%%

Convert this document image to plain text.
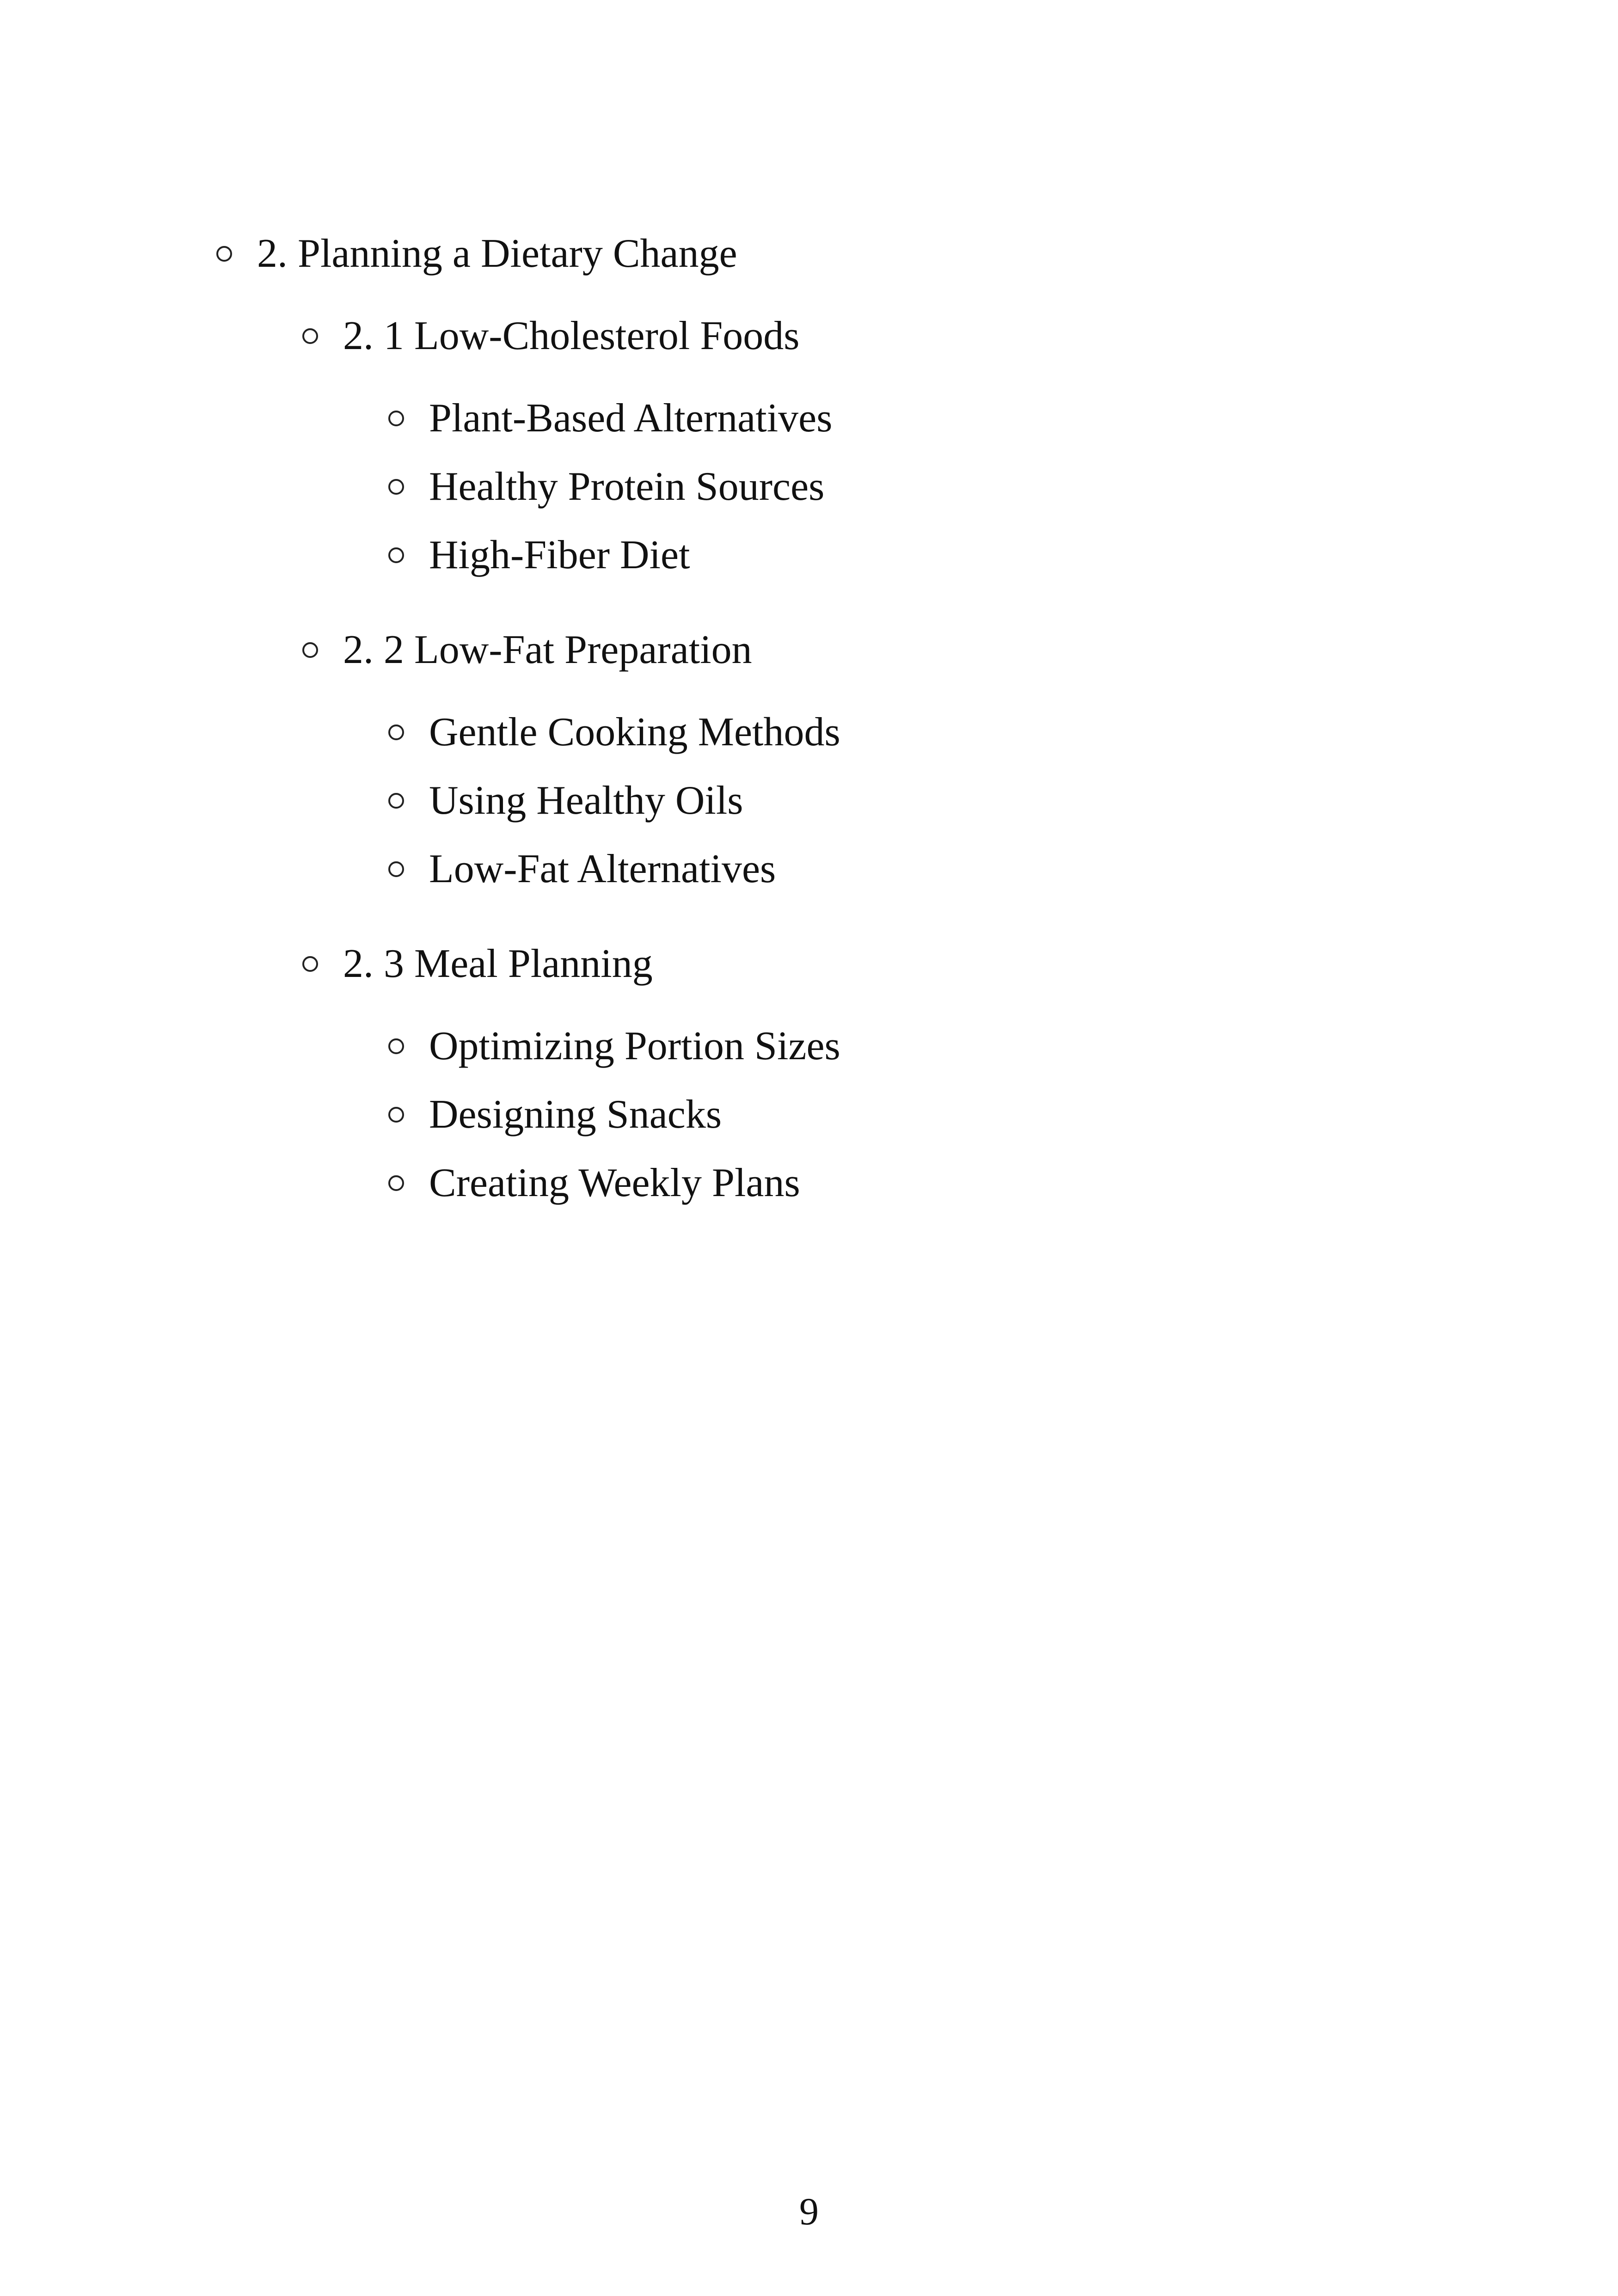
2. Planning a Dietary Change
2. 1 Low-Cholesterol Foods
Plant-Based Alternatives
Healthy Protein Sources
High-Fiber Diet
2. 2 Low-Fat Preparation
Gentle Cooking Methods
Using Healthy Oils
Low-Fat Alternatives
2. 3 Meal Planning
Optimizing Portion Sizes
Designing Snacks
Creating Weekly Plans
9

%%

Apart from the pictures, set down all the entries above exactly.

Reply to the task »
Convert this document image to plain text.
2. Planning a Dietary Change
2. 1 Low-Cholesterol Foods
Plant-Based Alternatives
Healthy Protein Sources
High-Fiber Diet
2. 2 Low-Fat Preparation
Gentle Cooking Methods
Using Healthy Oils
Low-Fat Alternatives
2. 3 Meal Planning
Optimizing Portion Sizes
Designing Snacks
Creating Weekly Plans
9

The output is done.